Methodology

import marimo as mo
import matplotlib.pyplot as plt
import pandas as pd

mo.md(
    """
    # Methodology & Benchmarks Overview

    Novel Entity Matcher uses a **two-phase pipeline**:
    1. **Classification** — assigns a query to a known entity class
    2. **Novelty Detection** — determines if the query actually belongs to an unknown class
    """
)

1. Classification Methods¶

The Matcher auto-selects the best mode based on your data: - Zero-shot — no training needed, fast but lower accuracy - Head-only — quick training (~5s), weak accuracy - Full SetFit — best all-rounder (~64s, 91.2% acc) - BERT — highest ceiling (88-98%), needs 100+ samples/entity - Hybrid — blocking + retrieval + reranking, for 10k+ entities

_modes = pd.DataFrame(
    [
        {
            "Mode": "zero-shot",
            "Train Acc": "—",
            "Test Acc": "73.3%",
            "Train Time": "~3s",
            "Best For": "Prototyping, simple matching",
            "Pros": "Fast (~50K qps), no training needed",
            "Cons": "Lower accuracy, no novelty detection",
        },
        {
            "Mode": "head-only",
            "Train Acc": "53.1%",
            "Test Acc": "54.7%",
            "Train Time": "~5s",
            "Best For": "Quick accuracy boost",
            "Pros": "Fast training",
            "Cons": "Severe overfitting with small data",
        },
        {
            "Mode": "full SetFit",
            "Train Acc": "89.8%",
            "Test Acc": "91.2%",
            "Train Time": "~64s",
            "Best For": "Production, complex variations",
            "Pros": "Best accuracy/time tradeoff, setfit_centroid novelty",
            "Cons": "Requires training data",
        },
        {
            "Mode": "BERT",
            "Train Acc": "—",
            "Test Acc": "88-98%",
            "Train Time": "~5min",
            "Best For": "High-stakes, 100+ samples/entity",
            "Pros": "Highest accuracy ceiling",
            "Cons": "Needs lots of data, 17x more memory",
        },
        {
            "Mode": "hybrid",
            "Train Acc": "—",
            "Test Acc": "90-95%",
            "Train Time": "None (index)",
            "Best For": "10k+ entities, reranking",
            "Pros": "Handles large candidate sets",
            "Cons": "Slower, complex setup",
        },
    ]
)

» **Records supplied**:
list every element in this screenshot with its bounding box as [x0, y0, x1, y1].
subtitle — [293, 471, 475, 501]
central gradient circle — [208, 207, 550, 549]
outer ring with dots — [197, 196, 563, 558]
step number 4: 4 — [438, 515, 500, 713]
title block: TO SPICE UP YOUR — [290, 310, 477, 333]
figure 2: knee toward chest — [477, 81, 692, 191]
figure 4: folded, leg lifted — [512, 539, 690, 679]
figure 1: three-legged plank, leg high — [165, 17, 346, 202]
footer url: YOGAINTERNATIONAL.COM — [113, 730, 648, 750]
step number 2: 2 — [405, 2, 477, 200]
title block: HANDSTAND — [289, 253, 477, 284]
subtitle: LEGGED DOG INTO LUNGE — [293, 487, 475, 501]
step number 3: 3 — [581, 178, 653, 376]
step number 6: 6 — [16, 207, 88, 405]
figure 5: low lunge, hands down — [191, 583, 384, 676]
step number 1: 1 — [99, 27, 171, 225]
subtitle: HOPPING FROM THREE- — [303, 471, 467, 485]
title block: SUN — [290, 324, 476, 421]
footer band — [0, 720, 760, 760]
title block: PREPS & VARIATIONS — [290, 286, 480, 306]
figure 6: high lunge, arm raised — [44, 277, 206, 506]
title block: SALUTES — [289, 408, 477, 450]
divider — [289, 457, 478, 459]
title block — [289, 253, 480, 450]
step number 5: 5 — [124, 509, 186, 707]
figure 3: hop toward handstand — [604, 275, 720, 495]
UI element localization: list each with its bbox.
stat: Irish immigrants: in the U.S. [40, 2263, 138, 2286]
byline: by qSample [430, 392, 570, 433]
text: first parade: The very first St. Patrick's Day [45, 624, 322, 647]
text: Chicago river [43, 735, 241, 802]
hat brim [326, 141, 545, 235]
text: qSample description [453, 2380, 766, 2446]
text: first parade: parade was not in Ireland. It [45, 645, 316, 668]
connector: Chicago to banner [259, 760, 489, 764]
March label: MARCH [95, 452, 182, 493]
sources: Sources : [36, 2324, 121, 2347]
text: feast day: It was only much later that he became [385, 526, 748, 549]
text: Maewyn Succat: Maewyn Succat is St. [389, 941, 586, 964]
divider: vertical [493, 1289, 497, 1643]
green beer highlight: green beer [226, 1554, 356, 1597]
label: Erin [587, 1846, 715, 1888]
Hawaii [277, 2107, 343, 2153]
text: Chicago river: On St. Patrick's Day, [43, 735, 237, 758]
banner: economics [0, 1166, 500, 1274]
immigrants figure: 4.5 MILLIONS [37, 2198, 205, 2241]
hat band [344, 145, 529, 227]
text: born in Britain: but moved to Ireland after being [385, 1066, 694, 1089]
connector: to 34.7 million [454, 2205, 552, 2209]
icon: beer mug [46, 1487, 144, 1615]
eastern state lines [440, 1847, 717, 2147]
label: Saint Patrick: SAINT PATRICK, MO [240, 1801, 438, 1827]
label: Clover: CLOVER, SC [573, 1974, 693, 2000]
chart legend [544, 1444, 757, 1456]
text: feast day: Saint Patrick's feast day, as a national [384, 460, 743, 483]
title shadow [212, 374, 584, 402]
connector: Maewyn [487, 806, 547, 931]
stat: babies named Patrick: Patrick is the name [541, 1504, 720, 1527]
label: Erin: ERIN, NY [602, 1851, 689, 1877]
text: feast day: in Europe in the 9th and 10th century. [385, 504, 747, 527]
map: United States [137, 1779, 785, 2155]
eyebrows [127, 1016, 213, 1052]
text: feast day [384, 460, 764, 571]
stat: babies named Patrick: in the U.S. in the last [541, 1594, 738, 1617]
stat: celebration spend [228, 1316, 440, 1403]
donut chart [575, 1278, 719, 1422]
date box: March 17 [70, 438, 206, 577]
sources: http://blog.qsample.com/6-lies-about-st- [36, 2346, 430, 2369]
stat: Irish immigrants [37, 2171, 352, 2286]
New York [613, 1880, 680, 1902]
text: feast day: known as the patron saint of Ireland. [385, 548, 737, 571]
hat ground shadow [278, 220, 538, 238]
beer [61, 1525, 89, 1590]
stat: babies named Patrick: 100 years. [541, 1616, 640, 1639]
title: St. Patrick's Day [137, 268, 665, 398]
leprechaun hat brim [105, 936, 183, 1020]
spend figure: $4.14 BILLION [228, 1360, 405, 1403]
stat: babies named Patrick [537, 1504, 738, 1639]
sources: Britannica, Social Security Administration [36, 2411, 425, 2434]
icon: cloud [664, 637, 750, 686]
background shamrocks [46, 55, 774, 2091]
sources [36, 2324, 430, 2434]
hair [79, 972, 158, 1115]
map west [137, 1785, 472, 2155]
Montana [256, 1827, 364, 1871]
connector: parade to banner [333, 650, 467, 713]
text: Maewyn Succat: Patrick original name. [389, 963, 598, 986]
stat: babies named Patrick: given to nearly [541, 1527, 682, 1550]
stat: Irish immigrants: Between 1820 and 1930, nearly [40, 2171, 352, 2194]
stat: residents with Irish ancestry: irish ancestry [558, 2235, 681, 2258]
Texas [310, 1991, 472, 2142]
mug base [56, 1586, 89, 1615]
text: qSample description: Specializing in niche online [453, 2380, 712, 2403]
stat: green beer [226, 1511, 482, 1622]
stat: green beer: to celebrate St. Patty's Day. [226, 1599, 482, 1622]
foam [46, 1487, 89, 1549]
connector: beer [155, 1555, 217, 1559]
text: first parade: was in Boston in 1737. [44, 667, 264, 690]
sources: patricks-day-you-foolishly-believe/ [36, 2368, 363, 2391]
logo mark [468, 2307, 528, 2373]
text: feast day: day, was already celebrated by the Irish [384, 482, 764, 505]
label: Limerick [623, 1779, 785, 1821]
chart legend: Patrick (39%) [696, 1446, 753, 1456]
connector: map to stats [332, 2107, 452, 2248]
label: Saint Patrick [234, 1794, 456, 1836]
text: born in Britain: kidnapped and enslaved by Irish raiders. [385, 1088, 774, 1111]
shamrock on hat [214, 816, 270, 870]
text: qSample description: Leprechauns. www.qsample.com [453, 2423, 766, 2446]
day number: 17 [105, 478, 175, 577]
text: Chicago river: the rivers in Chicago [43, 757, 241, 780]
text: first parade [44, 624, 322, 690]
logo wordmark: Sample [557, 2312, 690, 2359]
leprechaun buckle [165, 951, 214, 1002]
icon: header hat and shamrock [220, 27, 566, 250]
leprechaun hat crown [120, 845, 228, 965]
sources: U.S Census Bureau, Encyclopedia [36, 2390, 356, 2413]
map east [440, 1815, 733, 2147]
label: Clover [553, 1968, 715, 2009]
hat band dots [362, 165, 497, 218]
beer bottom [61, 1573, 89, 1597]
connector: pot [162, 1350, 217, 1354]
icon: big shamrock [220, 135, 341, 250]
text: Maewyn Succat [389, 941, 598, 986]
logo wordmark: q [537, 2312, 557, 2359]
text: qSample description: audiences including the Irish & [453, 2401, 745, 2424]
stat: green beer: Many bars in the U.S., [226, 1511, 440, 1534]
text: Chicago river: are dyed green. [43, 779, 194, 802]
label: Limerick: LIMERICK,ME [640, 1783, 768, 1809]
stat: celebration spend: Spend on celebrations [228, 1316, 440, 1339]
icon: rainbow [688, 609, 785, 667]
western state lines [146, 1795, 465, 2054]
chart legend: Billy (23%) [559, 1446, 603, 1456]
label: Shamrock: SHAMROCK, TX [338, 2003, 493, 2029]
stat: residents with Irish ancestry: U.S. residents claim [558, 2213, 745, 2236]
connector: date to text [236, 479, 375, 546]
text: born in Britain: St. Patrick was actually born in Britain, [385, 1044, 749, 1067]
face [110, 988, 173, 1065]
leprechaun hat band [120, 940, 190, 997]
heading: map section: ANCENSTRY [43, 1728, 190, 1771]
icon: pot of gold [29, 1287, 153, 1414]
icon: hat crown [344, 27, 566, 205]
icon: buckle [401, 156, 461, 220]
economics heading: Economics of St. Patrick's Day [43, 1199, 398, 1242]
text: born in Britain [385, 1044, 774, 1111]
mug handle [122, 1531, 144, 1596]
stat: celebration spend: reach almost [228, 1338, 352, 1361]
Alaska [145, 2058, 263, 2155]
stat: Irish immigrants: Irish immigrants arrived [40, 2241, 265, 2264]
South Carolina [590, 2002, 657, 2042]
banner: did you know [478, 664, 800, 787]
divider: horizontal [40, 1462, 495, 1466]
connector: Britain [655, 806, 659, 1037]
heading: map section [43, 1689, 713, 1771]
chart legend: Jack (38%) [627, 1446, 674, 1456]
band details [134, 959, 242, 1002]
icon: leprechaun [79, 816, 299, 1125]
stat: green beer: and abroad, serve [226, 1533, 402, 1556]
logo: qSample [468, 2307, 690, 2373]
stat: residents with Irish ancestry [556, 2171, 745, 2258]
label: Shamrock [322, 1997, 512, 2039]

» **Exercise directions**: Using the methodology overview, explain why full SetFit is described as the best all-rounder.

» **Written answer**: Full SetFit gives the best accuracy/time tradeoff, reaching 91.2% test accuracy with about 64 seconds of training. It also provides setfit_centroid novelty detection, although it requires training data.